[What is being asked]: In the entries that follow, count each line containing "vaak" and state the total, nothing more.

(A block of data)
** start **

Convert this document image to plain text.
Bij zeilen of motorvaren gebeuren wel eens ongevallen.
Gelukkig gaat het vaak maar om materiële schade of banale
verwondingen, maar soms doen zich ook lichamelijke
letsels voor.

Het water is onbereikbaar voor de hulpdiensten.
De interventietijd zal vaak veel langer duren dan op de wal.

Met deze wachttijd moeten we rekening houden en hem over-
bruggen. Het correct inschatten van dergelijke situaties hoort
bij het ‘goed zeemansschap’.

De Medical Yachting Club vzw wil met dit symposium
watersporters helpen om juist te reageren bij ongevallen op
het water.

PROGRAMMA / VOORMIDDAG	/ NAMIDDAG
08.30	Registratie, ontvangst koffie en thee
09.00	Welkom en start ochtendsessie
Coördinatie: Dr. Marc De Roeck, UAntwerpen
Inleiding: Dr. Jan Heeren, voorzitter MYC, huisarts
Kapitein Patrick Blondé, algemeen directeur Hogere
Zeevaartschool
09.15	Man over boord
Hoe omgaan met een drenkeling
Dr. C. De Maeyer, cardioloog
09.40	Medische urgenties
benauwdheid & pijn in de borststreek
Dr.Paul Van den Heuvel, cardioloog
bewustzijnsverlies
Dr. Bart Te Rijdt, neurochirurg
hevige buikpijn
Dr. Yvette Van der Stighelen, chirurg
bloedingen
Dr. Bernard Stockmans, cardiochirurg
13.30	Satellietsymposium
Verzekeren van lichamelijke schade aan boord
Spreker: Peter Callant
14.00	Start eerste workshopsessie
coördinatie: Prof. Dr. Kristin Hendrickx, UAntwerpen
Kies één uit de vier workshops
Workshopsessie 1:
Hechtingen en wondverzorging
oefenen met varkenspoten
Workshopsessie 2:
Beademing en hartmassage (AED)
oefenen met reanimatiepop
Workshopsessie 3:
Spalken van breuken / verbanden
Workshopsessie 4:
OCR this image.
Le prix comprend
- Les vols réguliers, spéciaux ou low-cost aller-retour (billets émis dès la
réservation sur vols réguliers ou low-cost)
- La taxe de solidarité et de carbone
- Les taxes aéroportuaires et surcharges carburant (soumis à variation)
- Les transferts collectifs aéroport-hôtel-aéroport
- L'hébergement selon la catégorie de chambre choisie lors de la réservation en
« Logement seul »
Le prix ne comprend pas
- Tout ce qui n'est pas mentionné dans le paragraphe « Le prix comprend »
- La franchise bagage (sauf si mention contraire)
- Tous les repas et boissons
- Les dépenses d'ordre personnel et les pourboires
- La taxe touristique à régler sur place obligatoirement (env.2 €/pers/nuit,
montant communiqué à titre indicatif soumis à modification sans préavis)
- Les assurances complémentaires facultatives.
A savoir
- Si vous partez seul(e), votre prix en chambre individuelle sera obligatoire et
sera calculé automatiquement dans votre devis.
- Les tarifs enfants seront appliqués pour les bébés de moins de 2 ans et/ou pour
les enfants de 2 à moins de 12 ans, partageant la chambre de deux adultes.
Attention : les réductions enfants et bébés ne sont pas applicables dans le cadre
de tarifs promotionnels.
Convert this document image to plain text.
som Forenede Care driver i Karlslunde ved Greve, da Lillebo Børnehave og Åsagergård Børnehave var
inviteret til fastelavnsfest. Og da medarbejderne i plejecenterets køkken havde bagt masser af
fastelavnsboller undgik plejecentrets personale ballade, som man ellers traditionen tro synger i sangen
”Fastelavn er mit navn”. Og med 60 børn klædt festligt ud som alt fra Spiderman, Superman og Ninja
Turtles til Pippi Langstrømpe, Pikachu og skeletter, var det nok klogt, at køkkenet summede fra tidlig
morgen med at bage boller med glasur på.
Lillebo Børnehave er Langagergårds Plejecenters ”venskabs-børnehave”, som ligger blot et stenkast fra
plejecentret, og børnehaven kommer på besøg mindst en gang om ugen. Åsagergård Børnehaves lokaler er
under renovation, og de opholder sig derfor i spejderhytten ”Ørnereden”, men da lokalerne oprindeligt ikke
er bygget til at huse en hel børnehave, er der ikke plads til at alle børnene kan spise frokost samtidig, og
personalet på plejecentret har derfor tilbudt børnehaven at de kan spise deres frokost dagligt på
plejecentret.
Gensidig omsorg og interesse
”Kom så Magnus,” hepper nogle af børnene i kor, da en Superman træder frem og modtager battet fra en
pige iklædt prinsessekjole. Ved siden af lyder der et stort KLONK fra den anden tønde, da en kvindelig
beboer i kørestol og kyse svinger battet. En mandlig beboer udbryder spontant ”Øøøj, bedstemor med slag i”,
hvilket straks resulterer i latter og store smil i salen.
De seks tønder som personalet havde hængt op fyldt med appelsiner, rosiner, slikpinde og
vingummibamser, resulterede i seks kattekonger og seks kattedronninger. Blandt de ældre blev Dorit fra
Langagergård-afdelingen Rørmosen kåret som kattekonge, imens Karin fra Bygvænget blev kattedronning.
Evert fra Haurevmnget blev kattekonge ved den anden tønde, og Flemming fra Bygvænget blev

** end **

[Solution to this problem]: 2